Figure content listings

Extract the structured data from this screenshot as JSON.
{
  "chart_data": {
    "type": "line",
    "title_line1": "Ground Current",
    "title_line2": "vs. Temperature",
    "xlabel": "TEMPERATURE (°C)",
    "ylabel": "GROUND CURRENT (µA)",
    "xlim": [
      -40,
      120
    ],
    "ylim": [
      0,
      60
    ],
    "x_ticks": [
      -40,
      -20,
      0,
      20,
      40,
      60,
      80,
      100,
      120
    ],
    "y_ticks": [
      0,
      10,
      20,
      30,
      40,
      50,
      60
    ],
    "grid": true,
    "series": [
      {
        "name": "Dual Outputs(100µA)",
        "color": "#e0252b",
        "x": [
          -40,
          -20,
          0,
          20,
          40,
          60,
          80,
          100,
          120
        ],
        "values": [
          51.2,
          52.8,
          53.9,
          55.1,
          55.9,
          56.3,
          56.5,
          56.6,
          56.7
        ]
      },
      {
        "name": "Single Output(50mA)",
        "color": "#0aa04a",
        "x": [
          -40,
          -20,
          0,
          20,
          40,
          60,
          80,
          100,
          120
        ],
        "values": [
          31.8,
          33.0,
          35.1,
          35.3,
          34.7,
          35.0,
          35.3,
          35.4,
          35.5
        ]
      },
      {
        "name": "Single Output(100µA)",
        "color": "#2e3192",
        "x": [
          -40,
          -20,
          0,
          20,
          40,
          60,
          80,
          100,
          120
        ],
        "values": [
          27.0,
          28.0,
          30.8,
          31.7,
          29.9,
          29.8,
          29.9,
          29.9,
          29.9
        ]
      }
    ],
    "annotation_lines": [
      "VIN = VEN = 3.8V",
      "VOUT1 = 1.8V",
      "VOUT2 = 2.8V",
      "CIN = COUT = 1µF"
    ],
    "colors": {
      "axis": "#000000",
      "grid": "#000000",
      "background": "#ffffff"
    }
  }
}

## [What you need to do]
Check each line above for the word "name" and copy the ones that have it.

## [Reply]
        "name": "Dual Outputs(100µA)",
        "name": "Single Output(50mA)",
        "name": "Single Output(100µA)",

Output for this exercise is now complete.